(STORED ROWS)

○ ○ ○

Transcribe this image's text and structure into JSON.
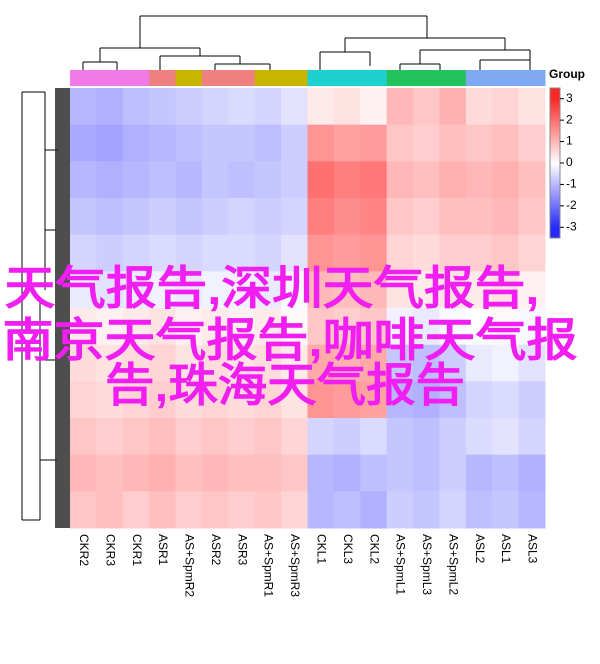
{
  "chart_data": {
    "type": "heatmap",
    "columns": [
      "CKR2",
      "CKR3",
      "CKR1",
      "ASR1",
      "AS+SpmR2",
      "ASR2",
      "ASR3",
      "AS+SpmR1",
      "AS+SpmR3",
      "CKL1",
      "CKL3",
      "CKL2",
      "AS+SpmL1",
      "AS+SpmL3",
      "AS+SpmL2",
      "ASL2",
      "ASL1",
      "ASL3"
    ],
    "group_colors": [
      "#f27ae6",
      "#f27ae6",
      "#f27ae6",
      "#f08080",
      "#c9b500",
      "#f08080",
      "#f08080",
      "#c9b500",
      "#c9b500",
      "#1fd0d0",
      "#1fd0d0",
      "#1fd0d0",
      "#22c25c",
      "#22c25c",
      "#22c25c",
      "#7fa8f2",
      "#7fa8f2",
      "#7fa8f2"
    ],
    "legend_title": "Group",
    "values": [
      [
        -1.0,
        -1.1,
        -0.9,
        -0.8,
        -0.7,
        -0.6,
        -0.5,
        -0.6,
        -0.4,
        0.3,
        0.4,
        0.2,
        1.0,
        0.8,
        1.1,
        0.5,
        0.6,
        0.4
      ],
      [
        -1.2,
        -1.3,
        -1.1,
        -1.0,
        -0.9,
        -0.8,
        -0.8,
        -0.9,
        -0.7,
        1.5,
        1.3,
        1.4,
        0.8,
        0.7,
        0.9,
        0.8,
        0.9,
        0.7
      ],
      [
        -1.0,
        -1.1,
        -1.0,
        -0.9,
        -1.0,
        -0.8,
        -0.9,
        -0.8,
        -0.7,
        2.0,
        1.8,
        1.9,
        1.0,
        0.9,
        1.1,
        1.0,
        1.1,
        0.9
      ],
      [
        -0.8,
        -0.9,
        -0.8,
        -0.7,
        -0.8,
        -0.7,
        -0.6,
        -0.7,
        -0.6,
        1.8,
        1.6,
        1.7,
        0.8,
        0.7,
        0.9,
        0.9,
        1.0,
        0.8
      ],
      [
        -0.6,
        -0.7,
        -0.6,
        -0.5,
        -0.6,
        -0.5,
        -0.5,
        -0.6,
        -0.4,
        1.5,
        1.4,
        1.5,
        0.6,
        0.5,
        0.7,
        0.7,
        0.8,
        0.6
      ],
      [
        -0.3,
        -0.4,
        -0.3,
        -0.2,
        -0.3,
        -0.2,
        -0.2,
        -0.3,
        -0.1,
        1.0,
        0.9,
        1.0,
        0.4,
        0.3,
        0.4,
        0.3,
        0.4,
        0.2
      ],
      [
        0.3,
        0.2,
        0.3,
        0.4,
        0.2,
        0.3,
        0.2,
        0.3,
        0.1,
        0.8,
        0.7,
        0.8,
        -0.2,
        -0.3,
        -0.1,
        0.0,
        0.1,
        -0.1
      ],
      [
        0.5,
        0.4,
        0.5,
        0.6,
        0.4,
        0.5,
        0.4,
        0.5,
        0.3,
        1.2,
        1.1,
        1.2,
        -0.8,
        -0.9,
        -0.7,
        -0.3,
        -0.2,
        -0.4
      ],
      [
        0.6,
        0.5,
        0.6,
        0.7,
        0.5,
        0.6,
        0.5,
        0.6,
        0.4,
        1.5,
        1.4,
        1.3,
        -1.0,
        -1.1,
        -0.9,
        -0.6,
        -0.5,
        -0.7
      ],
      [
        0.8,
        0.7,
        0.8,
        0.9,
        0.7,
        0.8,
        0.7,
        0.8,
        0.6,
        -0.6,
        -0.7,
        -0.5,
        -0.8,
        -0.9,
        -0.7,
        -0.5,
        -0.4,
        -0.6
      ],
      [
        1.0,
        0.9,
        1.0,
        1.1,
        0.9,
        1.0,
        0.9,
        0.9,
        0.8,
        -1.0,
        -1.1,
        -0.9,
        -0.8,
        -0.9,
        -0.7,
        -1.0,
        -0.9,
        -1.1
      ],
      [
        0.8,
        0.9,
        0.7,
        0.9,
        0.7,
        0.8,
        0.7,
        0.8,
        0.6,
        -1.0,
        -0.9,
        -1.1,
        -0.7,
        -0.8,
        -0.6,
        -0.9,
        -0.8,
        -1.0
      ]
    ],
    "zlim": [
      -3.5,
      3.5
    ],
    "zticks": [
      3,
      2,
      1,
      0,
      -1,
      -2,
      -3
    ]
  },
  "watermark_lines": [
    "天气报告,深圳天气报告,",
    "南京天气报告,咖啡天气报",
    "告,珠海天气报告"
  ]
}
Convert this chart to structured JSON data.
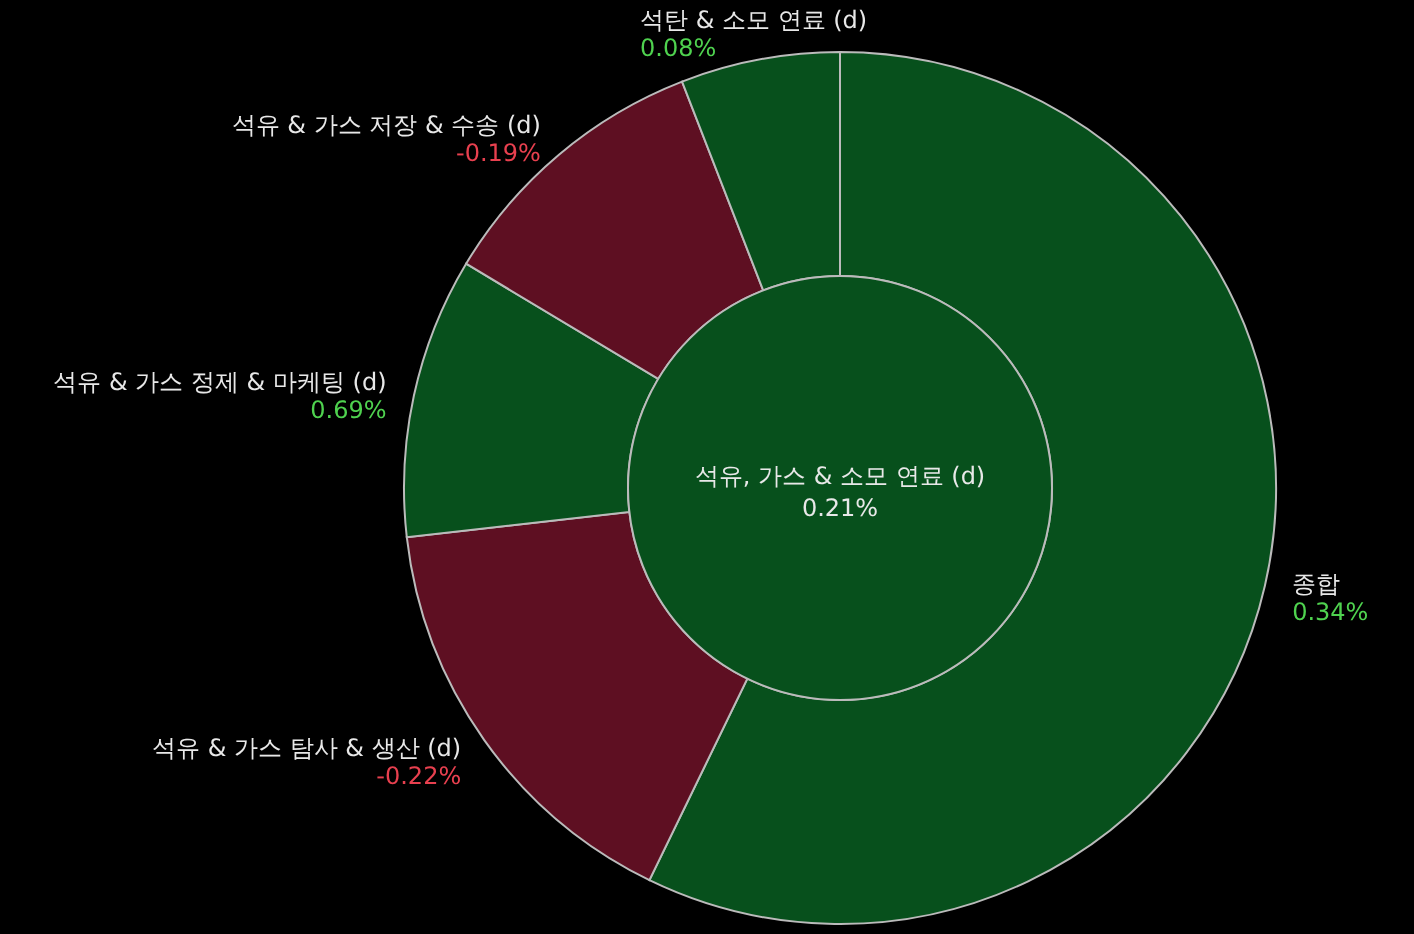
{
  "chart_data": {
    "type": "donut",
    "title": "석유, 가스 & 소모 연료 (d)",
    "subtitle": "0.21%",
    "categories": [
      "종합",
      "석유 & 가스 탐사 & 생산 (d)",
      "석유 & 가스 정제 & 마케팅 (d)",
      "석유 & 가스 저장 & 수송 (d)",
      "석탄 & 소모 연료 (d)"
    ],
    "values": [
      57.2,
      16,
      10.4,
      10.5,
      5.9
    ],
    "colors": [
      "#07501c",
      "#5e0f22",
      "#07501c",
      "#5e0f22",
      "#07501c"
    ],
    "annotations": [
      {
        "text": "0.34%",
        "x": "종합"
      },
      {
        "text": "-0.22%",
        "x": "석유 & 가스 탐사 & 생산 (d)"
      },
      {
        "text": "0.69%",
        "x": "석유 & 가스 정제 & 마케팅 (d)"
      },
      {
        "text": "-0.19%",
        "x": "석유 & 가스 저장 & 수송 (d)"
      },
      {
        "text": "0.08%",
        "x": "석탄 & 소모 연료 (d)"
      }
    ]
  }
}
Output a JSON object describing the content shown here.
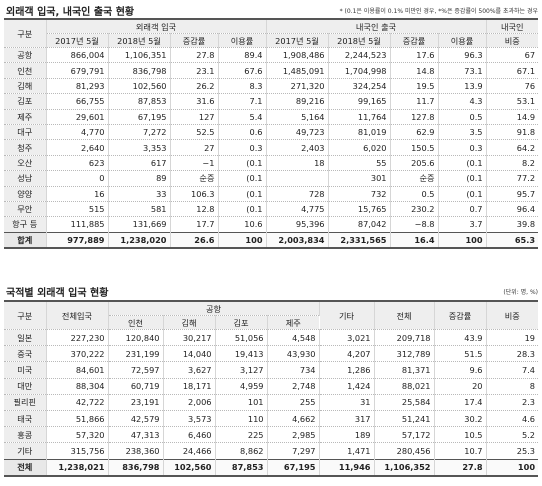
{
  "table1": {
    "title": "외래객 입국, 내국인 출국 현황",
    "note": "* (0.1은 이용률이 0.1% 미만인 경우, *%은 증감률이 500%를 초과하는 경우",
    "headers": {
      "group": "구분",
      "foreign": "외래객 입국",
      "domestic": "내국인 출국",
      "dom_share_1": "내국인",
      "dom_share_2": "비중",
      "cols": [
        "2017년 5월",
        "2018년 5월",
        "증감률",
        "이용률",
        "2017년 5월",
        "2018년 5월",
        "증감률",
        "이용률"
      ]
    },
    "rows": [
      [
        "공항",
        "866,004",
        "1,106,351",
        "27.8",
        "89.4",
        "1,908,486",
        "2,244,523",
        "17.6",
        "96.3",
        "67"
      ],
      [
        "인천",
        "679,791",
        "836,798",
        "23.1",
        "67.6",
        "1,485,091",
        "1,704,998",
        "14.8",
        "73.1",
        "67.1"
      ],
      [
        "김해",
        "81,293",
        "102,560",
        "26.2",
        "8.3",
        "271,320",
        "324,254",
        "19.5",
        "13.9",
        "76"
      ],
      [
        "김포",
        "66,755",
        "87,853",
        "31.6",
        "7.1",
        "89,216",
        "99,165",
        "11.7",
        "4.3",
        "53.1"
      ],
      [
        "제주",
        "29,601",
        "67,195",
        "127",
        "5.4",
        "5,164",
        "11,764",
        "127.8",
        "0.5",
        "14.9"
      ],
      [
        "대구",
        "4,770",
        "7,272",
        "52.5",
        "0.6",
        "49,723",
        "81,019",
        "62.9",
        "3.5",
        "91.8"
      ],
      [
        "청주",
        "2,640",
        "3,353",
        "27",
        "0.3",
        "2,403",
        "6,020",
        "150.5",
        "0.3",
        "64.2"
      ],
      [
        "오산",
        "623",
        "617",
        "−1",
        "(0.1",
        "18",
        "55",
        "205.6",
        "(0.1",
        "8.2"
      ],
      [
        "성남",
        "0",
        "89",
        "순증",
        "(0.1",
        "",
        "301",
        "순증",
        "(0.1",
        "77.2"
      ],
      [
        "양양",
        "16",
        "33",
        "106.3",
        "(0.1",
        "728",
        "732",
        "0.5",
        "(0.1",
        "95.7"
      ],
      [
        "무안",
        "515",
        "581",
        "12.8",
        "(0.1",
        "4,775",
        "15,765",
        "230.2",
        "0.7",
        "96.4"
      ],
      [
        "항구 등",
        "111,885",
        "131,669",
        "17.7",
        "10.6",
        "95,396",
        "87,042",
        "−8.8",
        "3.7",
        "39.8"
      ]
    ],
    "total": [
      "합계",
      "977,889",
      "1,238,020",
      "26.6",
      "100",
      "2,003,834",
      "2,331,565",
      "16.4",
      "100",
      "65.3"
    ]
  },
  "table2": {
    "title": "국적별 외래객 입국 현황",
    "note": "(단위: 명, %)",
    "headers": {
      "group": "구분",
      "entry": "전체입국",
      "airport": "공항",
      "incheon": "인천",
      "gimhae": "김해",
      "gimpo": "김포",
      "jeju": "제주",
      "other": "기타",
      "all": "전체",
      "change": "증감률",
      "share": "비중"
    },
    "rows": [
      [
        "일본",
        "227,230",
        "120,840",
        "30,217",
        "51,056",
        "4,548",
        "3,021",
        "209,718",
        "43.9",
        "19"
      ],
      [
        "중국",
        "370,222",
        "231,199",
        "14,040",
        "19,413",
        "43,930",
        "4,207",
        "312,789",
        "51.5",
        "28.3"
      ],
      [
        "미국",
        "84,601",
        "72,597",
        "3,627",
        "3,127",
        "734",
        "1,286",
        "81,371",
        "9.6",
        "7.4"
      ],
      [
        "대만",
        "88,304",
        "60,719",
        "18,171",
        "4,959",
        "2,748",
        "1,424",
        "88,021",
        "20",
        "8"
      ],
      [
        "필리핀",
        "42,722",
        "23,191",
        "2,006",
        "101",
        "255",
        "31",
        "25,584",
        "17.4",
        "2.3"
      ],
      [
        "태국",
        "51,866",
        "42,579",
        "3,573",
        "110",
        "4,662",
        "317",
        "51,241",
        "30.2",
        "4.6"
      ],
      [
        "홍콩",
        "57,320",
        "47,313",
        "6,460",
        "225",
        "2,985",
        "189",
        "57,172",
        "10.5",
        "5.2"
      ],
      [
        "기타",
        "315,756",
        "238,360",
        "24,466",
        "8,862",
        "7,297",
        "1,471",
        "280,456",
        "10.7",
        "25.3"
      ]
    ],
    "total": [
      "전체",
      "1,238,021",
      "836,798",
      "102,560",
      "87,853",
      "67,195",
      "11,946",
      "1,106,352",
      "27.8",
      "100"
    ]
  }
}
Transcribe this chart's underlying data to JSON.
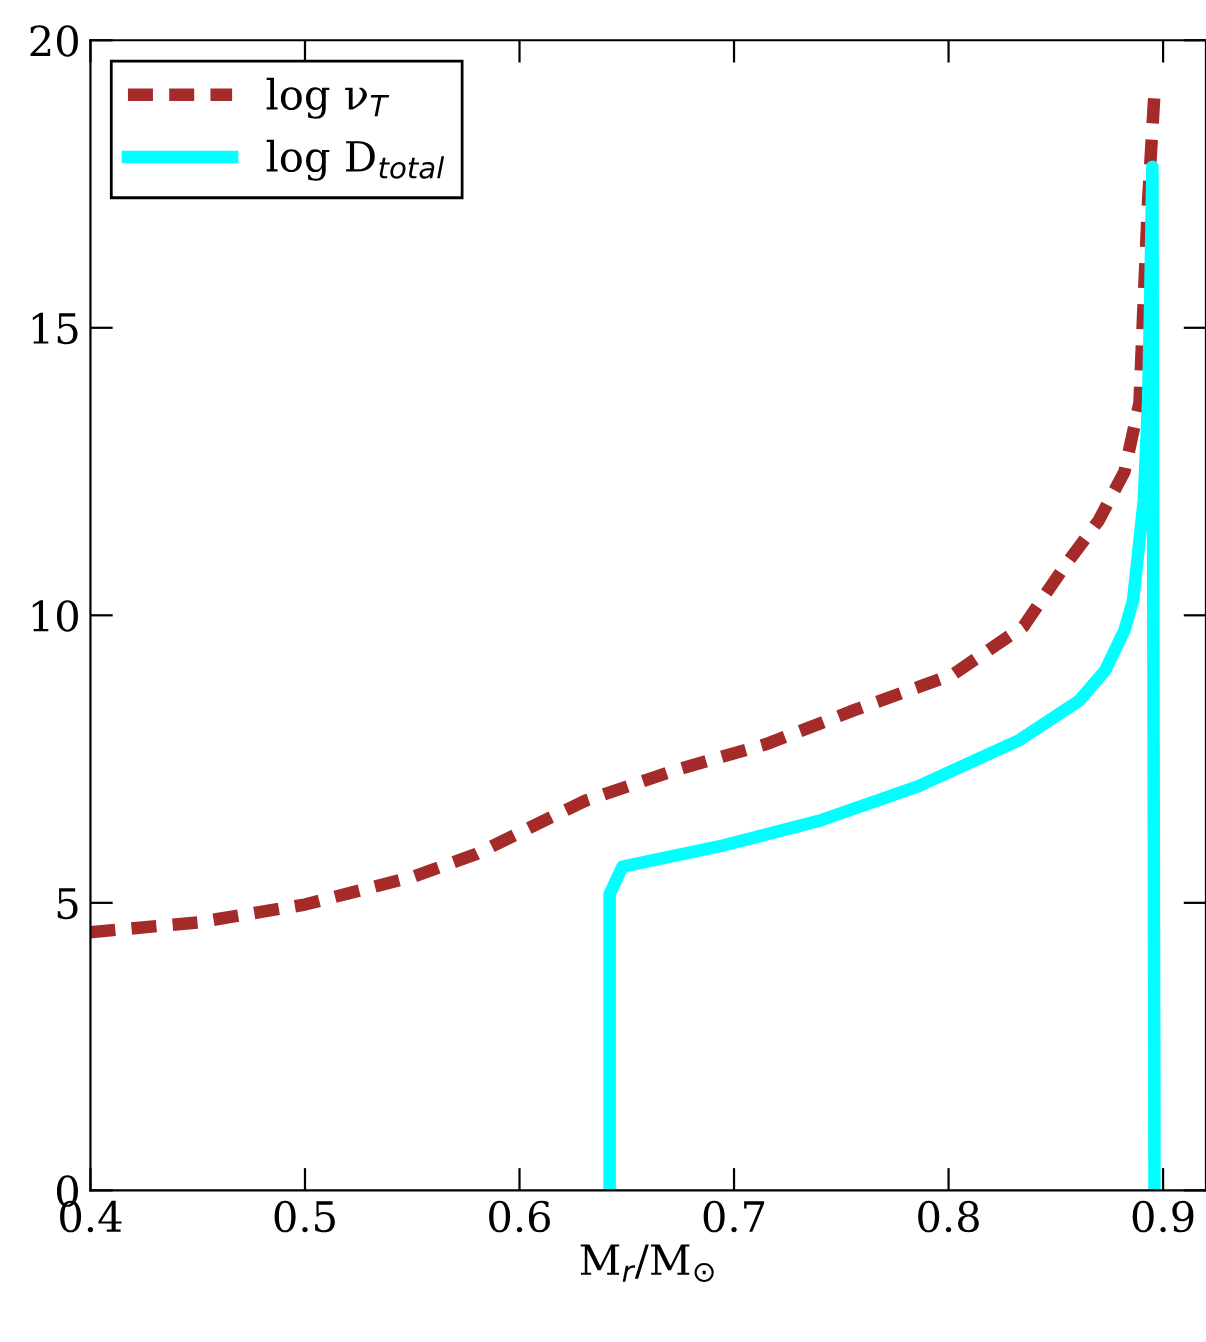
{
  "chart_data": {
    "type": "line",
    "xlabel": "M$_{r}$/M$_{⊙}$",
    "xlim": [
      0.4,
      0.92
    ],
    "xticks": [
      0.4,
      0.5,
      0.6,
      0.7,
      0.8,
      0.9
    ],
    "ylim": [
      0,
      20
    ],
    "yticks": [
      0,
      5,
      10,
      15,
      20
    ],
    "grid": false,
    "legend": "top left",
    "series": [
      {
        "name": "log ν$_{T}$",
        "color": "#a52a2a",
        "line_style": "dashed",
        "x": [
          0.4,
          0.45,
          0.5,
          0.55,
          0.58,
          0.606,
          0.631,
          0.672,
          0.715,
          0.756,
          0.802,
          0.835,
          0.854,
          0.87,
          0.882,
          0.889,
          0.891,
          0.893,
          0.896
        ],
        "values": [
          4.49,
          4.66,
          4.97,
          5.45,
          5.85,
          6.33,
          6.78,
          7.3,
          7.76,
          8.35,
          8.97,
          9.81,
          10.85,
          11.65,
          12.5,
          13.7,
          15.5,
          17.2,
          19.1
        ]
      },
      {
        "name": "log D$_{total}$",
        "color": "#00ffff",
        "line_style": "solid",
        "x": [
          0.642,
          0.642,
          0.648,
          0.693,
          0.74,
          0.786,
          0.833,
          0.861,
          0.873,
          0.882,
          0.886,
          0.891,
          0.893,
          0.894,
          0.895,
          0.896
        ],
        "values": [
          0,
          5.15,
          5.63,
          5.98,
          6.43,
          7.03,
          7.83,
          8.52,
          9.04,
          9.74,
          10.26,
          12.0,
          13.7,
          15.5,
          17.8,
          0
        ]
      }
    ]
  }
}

○ ○ ○

Go through the records and copy each line with "this" in it.

(ANSWER)
Transcribe this image's text and structure into JSON.
Convert this chart to structured JSON data.
Transcribe this chart's underlying data to JSON.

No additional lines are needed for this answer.